§ **Required task**: Retype all the records with nothing changed.

(Data entries for graphics)
# # # #

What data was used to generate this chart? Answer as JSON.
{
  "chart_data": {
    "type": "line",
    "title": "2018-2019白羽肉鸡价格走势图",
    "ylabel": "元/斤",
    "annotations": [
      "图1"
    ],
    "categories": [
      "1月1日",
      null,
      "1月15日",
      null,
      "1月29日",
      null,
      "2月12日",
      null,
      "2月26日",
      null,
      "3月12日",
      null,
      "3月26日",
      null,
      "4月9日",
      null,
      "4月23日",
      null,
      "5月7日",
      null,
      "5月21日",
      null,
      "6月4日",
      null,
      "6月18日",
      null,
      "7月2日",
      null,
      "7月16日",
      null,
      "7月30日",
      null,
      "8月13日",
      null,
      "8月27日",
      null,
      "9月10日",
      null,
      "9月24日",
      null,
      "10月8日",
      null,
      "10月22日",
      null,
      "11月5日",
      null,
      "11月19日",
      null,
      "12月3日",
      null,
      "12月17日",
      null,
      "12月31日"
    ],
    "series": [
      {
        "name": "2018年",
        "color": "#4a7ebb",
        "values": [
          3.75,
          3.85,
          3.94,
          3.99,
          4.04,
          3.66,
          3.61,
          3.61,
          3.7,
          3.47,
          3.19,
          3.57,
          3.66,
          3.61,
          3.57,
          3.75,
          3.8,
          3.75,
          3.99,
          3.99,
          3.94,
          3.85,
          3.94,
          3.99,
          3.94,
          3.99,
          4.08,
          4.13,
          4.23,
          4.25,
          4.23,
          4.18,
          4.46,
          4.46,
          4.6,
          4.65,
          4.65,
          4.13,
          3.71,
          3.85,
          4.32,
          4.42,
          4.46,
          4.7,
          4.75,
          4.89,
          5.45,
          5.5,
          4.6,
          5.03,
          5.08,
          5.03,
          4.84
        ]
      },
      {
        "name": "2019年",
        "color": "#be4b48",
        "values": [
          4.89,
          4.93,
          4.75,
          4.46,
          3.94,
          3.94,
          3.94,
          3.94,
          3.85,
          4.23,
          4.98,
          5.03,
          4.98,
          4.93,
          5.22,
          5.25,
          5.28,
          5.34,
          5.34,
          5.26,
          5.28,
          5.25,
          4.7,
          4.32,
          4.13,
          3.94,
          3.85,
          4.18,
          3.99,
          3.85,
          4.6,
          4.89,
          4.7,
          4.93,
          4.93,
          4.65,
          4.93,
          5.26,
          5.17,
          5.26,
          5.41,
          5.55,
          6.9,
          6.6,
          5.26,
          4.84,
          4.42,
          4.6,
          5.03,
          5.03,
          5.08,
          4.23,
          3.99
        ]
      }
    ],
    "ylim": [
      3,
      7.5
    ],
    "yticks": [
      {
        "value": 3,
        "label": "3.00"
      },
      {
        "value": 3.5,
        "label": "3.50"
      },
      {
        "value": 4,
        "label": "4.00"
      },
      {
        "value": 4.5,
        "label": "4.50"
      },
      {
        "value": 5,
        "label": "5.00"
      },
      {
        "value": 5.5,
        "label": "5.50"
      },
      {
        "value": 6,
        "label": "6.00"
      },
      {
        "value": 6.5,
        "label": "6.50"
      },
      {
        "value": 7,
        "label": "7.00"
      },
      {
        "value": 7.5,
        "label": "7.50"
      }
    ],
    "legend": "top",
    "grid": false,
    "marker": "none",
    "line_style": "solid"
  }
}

# # # #

§ **Exercise result**:
What data was used to generate this chart? Answer as JSON.
{
  "chart_data": {
    "type": "line",
    "title": "2018-2019白羽肉鸡价格走势图",
    "ylabel": "元/斤",
    "annotations": [
      "图1"
    ],
    "categories": [
      "1月1日",
      null,
      "1月15日",
      null,
      "1月29日",
      null,
      "2月12日",
      null,
      "2月26日",
      null,
      "3月12日",
      null,
      "3月26日",
      null,
      "4月9日",
      null,
      "4月23日",
      null,
      "5月7日",
      null,
      "5月21日",
      null,
      "6月4日",
      null,
      "6月18日",
      null,
      "7月2日",
      null,
      "7月16日",
      null,
      "7月30日",
      null,
      "8月13日",
      null,
      "8月27日",
      null,
      "9月10日",
      null,
      "9月24日",
      null,
      "10月8日",
      null,
      "10月22日",
      null,
      "11月5日",
      null,
      "11月19日",
      null,
      "12月3日",
      null,
      "12月17日",
      null,
      "12月31日"
    ],
    "series": [
      {
        "name": "2018年",
        "color": "#4a7ebb",
        "values": [
          3.75,
          3.85,
          3.94,
          3.99,
          4.04,
          3.66,
          3.61,
          3.61,
          3.7,
          3.47,
          3.19,
          3.57,
          3.66,
          3.61,
          3.57,
          3.75,
          3.8,
          3.75,
          3.99,
          3.99,
          3.94,
          3.85,
          3.94,
          3.99,
          3.94,
          3.99,
          4.08,
          4.13,
          4.23,
          4.25,
          4.23,
          4.18,
          4.46,
          4.46,
          4.6,
          4.65,
          4.65,
          4.13,
          3.71,
          3.85,
          4.32,
          4.42,
          4.46,
          4.7,
          4.75,
          4.89,
          5.45,
          5.5,
          4.6,
          5.03,
          5.08,
          5.03,
          4.84
        ]
      },
      {
        "name": "2019年",
        "color": "#be4b48",
        "values": [
          4.89,
          4.93,
          4.75,
          4.46,
          3.94,
          3.94,
          3.94,
          3.94,
          3.85,
          4.23,
          4.98,
          5.03,
          4.98,
          4.93,
          5.22,
          5.25,
          5.28,
          5.34,
          5.34,
          5.26,
          5.28,
          5.25,
          4.7,
          4.32,
          4.13,
          3.94,
          3.85,
          4.18,
          3.99,
          3.85,
          4.6,
          4.89,
          4.7,
          4.93,
          4.93,
          4.65,
          4.93,
          5.26,
          5.17,
          5.26,
          5.41,
          5.55,
          6.9,
          6.6,
          5.26,
          4.84,
          4.42,
          4.6,
          5.03,
          5.03,
          5.08,
          4.23,
          3.99
        ]
      }
    ],
    "ylim": [
      3,
      7.5
    ],
    "yticks": [
      {
        "value": 3,
        "label": "3.00"
      },
      {
        "value": 3.5,
        "label": "3.50"
      },
      {
        "value": 4,
        "label": "4.00"
      },
      {
        "value": 4.5,
        "label": "4.50"
      },
      {
        "value": 5,
        "label": "5.00"
      },
      {
        "value": 5.5,
        "label": "5.50"
      },
      {
        "value": 6,
        "label": "6.00"
      },
      {
        "value": 6.5,
        "label": "6.50"
      },
      {
        "value": 7,
        "label": "7.00"
      },
      {
        "value": 7.5,
        "label": "7.50"
      }
    ],
    "legend": "top",
    "grid": false,
    "marker": "none",
    "line_style": "solid"
  }
}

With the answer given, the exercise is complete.